Exercise
Below is a block of records; repeat each one exactly.

··········

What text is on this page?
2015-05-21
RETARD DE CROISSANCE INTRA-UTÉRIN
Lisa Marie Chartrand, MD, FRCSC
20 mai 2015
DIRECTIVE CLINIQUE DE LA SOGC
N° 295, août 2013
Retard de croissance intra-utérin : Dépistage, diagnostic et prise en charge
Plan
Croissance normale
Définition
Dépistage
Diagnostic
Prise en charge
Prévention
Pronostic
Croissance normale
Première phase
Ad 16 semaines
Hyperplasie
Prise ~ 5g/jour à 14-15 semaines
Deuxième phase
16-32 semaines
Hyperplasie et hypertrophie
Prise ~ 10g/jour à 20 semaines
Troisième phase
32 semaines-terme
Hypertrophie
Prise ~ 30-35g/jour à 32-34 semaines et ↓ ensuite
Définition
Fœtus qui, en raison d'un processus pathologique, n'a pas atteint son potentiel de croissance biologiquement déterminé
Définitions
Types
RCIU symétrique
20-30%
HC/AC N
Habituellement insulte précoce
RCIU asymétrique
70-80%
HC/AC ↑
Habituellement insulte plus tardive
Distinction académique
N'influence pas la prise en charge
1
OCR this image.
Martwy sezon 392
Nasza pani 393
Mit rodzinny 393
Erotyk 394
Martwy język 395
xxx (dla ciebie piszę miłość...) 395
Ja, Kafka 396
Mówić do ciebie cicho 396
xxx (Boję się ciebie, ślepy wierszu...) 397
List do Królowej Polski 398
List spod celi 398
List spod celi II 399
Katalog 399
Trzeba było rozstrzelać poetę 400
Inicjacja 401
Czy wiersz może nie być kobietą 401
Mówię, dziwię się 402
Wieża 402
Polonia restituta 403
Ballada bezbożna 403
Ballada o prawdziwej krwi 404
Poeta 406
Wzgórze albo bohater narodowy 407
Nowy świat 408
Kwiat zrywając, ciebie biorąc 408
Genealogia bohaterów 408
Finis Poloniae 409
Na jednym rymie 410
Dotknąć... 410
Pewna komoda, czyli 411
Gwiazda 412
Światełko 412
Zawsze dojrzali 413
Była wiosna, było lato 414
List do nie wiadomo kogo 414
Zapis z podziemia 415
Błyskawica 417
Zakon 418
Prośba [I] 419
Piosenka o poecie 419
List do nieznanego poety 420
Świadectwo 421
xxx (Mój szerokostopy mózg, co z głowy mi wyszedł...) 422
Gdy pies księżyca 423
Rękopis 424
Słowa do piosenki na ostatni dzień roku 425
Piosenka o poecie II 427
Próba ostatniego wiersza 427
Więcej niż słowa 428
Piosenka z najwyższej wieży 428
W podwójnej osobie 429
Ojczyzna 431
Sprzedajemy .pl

··········

Solution
What text is on this page?
2015-05-21
RETARD DE CROISSANCE INTRA-UTÉRIN
Lisa Marie Chartrand, MD, FRCSC
20 mai 2015
DIRECTIVE CLINIQUE DE LA SOGC
N° 295, août 2013
Retard de croissance intra-utérin : Dépistage, diagnostic et prise en charge
Plan
Croissance normale
Définition
Dépistage
Diagnostic
Prise en charge
Prévention
Pronostic
Croissance normale
Première phase
Ad 16 semaines
Hyperplasie
Prise ~ 5g/jour à 14-15 semaines
Deuxième phase
16-32 semaines
Hyperplasie et hypertrophie
Prise ~ 10g/jour à 20 semaines
Troisième phase
32 semaines-terme
Hypertrophie
Prise ~ 30-35g/jour à 32-34 semaines et ↓ ensuite
Définition
Fœtus qui, en raison d'un processus pathologique, n'a pas atteint son potentiel de croissance biologiquement déterminé
Définitions
Types
RCIU symétrique
20-30%
HC/AC N
Habituellement insulte précoce
RCIU asymétrique
70-80%
HC/AC ↑
Habituellement insulte plus tardive
Distinction académique
N'influence pas la prise en charge
1
OCR this image.
Martwy sezon 392
Nasza pani 393
Mit rodzinny 393
Erotyk 394
Martwy język 395
xxx (dla ciebie piszę miłość...) 395
Ja, Kafka 396
Mówić do ciebie cicho 396
xxx (Boję się ciebie, ślepy wierszu...) 397
List do Królowej Polski 398
List spod celi 398
List spod celi II 399
Katalog 399
Trzeba było rozstrzelać poetę 400
Inicjacja 401
Czy wiersz może nie być kobietą 401
Mówię, dziwię się 402
Wieża 402
Polonia restituta 403
Ballada bezbożna 403
Ballada o prawdziwej krwi 404
Poeta 406
Wzgórze albo bohater narodowy 407
Nowy świat 408
Kwiat zrywając, ciebie biorąc 408
Genealogia bohaterów 408
Finis Poloniae 409
Na jednym rymie 410
Dotknąć... 410
Pewna komoda, czyli 411
Gwiazda 412
Światełko 412
Zawsze dojrzali 413
Była wiosna, było lato 414
List do nie wiadomo kogo 414
Zapis z podziemia 415
Błyskawica 417
Zakon 418
Prośba [I] 419
Piosenka o poecie 419
List do nieznanego poety 420
Świadectwo 421
xxx (Mój szerokostopy mózg, co z głowy mi wyszedł...) 422
Gdy pies księżyca 423
Rękopis 424
Słowa do piosenki na ostatni dzień roku 425
Piosenka o poecie II 427
Próba ostatniego wiersza 427
Więcej niż słowa 428
Piosenka z najwyższej wieży 428
W podwójnej osobie 429
Ojczyzna 431
Sprzedajemy .pl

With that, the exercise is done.